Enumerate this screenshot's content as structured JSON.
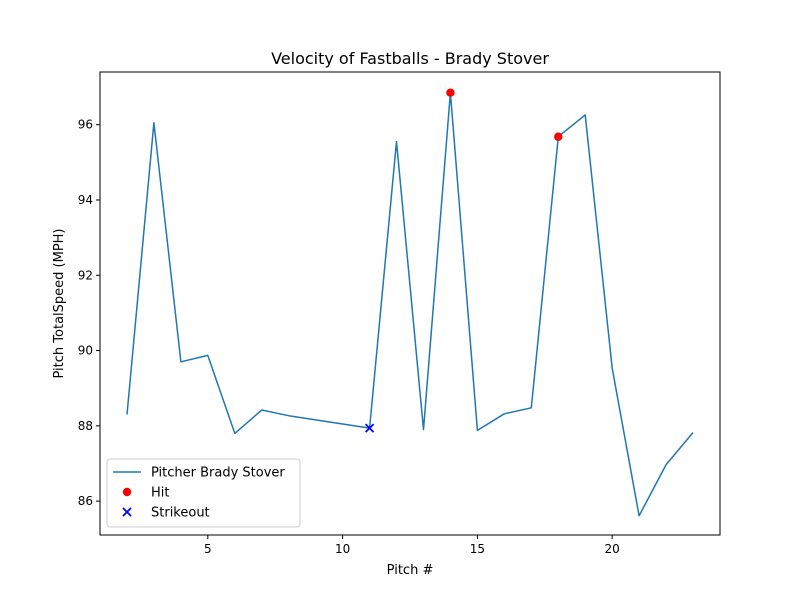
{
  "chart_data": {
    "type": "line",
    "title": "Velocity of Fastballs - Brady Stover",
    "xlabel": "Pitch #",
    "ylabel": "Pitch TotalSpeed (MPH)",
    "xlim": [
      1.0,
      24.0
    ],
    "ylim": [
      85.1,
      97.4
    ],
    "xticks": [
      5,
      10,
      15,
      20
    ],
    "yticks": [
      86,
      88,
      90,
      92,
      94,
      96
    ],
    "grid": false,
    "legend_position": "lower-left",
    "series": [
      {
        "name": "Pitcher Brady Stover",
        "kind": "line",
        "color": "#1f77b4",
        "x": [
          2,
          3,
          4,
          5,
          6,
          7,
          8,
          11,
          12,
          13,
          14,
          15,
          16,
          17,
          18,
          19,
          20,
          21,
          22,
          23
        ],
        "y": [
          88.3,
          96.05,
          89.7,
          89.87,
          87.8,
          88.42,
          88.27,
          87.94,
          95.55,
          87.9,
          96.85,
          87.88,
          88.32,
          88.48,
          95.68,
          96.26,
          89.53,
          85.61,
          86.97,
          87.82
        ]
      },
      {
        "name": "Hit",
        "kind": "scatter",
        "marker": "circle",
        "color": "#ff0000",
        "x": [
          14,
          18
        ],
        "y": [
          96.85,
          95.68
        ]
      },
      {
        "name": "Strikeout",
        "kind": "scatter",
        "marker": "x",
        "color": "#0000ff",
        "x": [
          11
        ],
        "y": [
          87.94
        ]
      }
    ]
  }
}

--

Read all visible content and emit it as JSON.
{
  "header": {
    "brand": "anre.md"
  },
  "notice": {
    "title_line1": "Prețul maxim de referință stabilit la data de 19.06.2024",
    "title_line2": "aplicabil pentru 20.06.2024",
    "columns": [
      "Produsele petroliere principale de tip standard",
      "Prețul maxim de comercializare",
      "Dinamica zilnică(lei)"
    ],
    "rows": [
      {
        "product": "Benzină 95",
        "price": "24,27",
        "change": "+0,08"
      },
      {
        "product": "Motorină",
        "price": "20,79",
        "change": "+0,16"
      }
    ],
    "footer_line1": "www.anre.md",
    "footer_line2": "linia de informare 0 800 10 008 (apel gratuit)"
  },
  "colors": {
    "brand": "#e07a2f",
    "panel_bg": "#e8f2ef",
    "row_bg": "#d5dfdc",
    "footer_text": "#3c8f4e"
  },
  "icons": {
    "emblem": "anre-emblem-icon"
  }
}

Request: Find the string "Stover" in the records, then copy each line where it occurs.

Result below:
    "title": "Velocity of Fastballs - Brady Stover",
        "name": "Pitcher Brady Stover",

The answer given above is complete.